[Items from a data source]
>> BEGIN

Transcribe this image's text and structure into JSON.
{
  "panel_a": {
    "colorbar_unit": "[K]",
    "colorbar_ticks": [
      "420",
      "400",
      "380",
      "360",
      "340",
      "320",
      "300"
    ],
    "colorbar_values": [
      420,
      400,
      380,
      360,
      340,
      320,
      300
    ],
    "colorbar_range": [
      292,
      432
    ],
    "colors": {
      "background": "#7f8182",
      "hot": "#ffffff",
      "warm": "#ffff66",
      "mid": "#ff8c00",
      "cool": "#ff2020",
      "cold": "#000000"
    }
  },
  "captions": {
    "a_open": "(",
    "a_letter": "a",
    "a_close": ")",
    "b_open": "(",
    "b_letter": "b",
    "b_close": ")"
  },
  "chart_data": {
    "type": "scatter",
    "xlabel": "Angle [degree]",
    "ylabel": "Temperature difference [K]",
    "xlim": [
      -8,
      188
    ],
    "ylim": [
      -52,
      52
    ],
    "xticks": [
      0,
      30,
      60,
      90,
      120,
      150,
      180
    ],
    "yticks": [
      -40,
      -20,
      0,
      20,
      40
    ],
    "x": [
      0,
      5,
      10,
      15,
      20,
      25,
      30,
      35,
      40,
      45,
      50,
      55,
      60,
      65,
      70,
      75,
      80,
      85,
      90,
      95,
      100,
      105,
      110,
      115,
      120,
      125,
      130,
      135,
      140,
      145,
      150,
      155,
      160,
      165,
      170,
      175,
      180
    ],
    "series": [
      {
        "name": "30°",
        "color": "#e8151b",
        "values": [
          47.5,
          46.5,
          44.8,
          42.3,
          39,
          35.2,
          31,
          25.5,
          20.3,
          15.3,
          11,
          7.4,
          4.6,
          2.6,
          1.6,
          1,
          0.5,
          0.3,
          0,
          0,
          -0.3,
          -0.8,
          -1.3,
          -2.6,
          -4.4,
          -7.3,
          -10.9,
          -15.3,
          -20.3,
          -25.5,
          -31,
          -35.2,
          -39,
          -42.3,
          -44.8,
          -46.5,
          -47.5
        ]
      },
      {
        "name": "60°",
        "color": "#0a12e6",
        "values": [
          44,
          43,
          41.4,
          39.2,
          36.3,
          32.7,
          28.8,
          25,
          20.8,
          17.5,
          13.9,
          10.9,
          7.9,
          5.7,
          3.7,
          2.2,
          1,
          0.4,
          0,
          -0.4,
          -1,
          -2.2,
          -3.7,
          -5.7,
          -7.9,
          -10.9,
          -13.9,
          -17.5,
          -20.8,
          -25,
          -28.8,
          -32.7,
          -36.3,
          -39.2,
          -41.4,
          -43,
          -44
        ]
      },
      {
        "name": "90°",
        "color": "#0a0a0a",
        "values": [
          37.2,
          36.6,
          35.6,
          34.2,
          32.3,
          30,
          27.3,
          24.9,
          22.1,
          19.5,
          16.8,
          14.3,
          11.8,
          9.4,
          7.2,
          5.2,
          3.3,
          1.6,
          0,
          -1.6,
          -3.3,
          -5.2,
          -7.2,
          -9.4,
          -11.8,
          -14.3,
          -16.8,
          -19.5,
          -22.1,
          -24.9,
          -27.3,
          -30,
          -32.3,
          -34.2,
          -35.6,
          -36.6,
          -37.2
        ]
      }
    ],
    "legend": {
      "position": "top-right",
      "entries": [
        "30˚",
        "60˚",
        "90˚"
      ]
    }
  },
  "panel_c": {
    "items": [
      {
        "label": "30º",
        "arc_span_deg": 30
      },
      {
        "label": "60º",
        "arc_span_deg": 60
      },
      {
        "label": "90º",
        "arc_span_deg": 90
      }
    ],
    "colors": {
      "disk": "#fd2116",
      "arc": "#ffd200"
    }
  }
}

>> END

All the data must be duplicated exactly, with nothing added or removed.

- Output:
Transcribe this image's text and structure into JSON.
{
  "panel_a": {
    "colorbar_unit": "[K]",
    "colorbar_ticks": [
      "420",
      "400",
      "380",
      "360",
      "340",
      "320",
      "300"
    ],
    "colorbar_values": [
      420,
      400,
      380,
      360,
      340,
      320,
      300
    ],
    "colorbar_range": [
      292,
      432
    ],
    "colors": {
      "background": "#7f8182",
      "hot": "#ffffff",
      "warm": "#ffff66",
      "mid": "#ff8c00",
      "cool": "#ff2020",
      "cold": "#000000"
    }
  },
  "captions": {
    "a_open": "(",
    "a_letter": "a",
    "a_close": ")",
    "b_open": "(",
    "b_letter": "b",
    "b_close": ")"
  },
  "chart_data": {
    "type": "scatter",
    "xlabel": "Angle [degree]",
    "ylabel": "Temperature difference [K]",
    "xlim": [
      -8,
      188
    ],
    "ylim": [
      -52,
      52
    ],
    "xticks": [
      0,
      30,
      60,
      90,
      120,
      150,
      180
    ],
    "yticks": [
      -40,
      -20,
      0,
      20,
      40
    ],
    "x": [
      0,
      5,
      10,
      15,
      20,
      25,
      30,
      35,
      40,
      45,
      50,
      55,
      60,
      65,
      70,
      75,
      80,
      85,
      90,
      95,
      100,
      105,
      110,
      115,
      120,
      125,
      130,
      135,
      140,
      145,
      150,
      155,
      160,
      165,
      170,
      175,
      180
    ],
    "series": [
      {
        "name": "30°",
        "color": "#e8151b",
        "values": [
          47.5,
          46.5,
          44.8,
          42.3,
          39,
          35.2,
          31,
          25.5,
          20.3,
          15.3,
          11,
          7.4,
          4.6,
          2.6,
          1.6,
          1,
          0.5,
          0.3,
          0,
          0,
          -0.3,
          -0.8,
          -1.3,
          -2.6,
          -4.4,
          -7.3,
          -10.9,
          -15.3,
          -20.3,
          -25.5,
          -31,
          -35.2,
          -39,
          -42.3,
          -44.8,
          -46.5,
          -47.5
        ]
      },
      {
        "name": "60°",
        "color": "#0a12e6",
        "values": [
          44,
          43,
          41.4,
          39.2,
          36.3,
          32.7,
          28.8,
          25,
          20.8,
          17.5,
          13.9,
          10.9,
          7.9,
          5.7,
          3.7,
          2.2,
          1,
          0.4,
          0,
          -0.4,
          -1,
          -2.2,
          -3.7,
          -5.7,
          -7.9,
          -10.9,
          -13.9,
          -17.5,
          -20.8,
          -25,
          -28.8,
          -32.7,
          -36.3,
          -39.2,
          -41.4,
          -43,
          -44
        ]
      },
      {
        "name": "90°",
        "color": "#0a0a0a",
        "values": [
          37.2,
          36.6,
          35.6,
          34.2,
          32.3,
          30,
          27.3,
          24.9,
          22.1,
          19.5,
          16.8,
          14.3,
          11.8,
          9.4,
          7.2,
          5.2,
          3.3,
          1.6,
          0,
          -1.6,
          -3.3,
          -5.2,
          -7.2,
          -9.4,
          -11.8,
          -14.3,
          -16.8,
          -19.5,
          -22.1,
          -24.9,
          -27.3,
          -30,
          -32.3,
          -34.2,
          -35.6,
          -36.6,
          -37.2
        ]
      }
    ],
    "legend": {
      "position": "top-right",
      "entries": [
        "30˚",
        "60˚",
        "90˚"
      ]
    }
  },
  "panel_c": {
    "items": [
      {
        "label": "30º",
        "arc_span_deg": 30
      },
      {
        "label": "60º",
        "arc_span_deg": 60
      },
      {
        "label": "90º",
        "arc_span_deg": 90
      }
    ],
    "colors": {
      "disk": "#fd2116",
      "arc": "#ffd200"
    }
  }
}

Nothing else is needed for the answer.